§ CHALLENGE: Each record below should appear again exactly as written.

§ Structured figure records:
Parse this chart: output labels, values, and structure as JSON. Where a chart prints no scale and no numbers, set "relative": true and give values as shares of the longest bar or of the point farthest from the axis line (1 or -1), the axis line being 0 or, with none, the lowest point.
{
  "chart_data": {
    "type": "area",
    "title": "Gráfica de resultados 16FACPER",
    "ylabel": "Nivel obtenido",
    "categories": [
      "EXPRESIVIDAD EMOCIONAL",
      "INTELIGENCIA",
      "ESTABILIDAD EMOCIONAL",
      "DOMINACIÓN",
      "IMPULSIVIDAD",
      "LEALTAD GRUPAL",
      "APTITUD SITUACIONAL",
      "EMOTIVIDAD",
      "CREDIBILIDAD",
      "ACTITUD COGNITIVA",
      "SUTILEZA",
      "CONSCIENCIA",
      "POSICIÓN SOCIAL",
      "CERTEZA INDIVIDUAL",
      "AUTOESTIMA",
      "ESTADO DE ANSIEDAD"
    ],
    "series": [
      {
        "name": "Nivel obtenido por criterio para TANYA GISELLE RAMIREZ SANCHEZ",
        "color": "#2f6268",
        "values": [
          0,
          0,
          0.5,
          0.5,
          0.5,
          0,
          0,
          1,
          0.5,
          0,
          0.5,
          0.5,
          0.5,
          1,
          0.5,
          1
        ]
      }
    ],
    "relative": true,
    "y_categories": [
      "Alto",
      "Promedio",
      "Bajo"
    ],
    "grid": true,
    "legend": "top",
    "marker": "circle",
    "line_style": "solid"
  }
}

§ RESPONSE:
Parse this chart: output labels, values, and structure as JSON. Where a chart prints no scale and no numbers, set "relative": true and give values as shares of the longest bar or of the point farthest from the axis line (1 or -1), the axis line being 0 or, with none, the lowest point.
{
  "chart_data": {
    "type": "area",
    "title": "Gráfica de resultados 16FACPER",
    "ylabel": "Nivel obtenido",
    "categories": [
      "EXPRESIVIDAD EMOCIONAL",
      "INTELIGENCIA",
      "ESTABILIDAD EMOCIONAL",
      "DOMINACIÓN",
      "IMPULSIVIDAD",
      "LEALTAD GRUPAL",
      "APTITUD SITUACIONAL",
      "EMOTIVIDAD",
      "CREDIBILIDAD",
      "ACTITUD COGNITIVA",
      "SUTILEZA",
      "CONSCIENCIA",
      "POSICIÓN SOCIAL",
      "CERTEZA INDIVIDUAL",
      "AUTOESTIMA",
      "ESTADO DE ANSIEDAD"
    ],
    "series": [
      {
        "name": "Nivel obtenido por criterio para TANYA GISELLE RAMIREZ SANCHEZ",
        "color": "#2f6268",
        "values": [
          0,
          0,
          0.5,
          0.5,
          0.5,
          0,
          0,
          1,
          0.5,
          0,
          0.5,
          0.5,
          0.5,
          1,
          0.5,
          1
        ]
      }
    ],
    "relative": true,
    "y_categories": [
      "Alto",
      "Promedio",
      "Bajo"
    ],
    "grid": true,
    "legend": "top",
    "marker": "circle",
    "line_style": "solid"
  }
}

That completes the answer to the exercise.